List every line below containing "liczby".

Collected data
>> begin
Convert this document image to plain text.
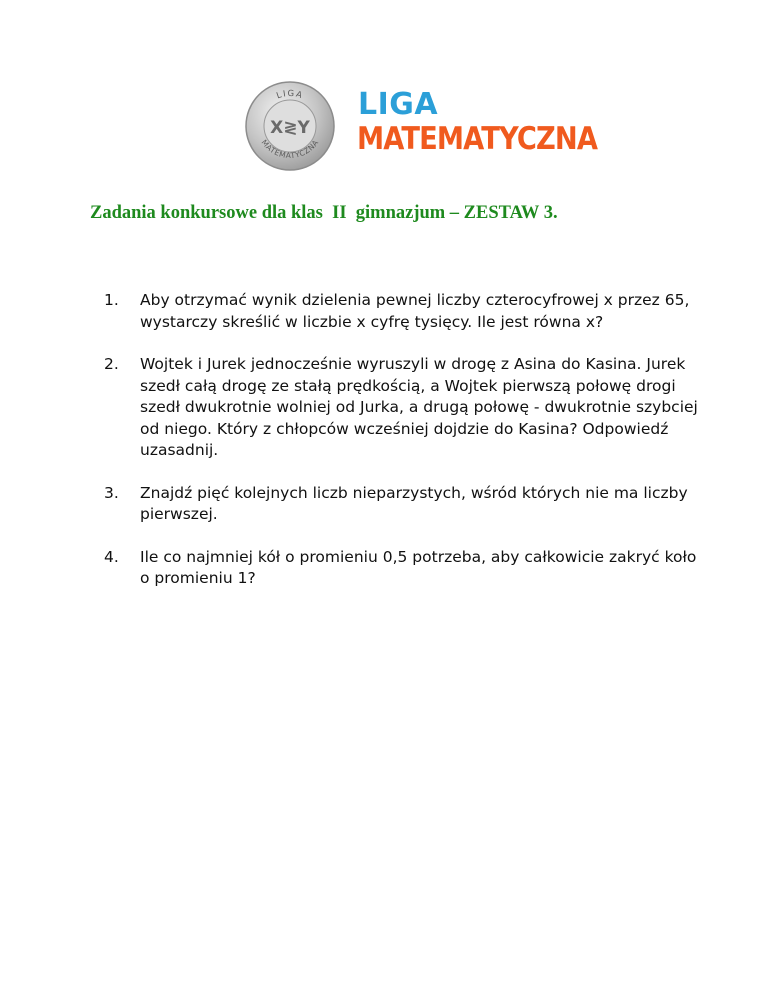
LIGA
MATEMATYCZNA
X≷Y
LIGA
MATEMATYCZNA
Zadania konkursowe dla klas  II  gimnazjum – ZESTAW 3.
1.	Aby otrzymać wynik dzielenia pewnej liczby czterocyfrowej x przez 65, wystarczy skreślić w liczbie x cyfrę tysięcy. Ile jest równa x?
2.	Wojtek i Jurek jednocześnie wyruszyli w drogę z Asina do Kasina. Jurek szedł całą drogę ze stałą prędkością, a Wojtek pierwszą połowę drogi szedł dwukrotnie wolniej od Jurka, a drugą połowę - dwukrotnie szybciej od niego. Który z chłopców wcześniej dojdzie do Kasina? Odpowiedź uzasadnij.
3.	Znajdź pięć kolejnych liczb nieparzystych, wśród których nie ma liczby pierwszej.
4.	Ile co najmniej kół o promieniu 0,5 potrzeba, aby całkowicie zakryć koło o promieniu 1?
>> end
#### [Output below]
1.	Aby otrzymać wynik dzielenia pewnej liczby czterocyfrowej x przez 65, wystarczy skreślić w liczbie x cyfrę tysięcy. Ile jest równa x?
3.	Znajdź pięć kolejnych liczb nieparzystych, wśród których nie ma liczby pierwszej.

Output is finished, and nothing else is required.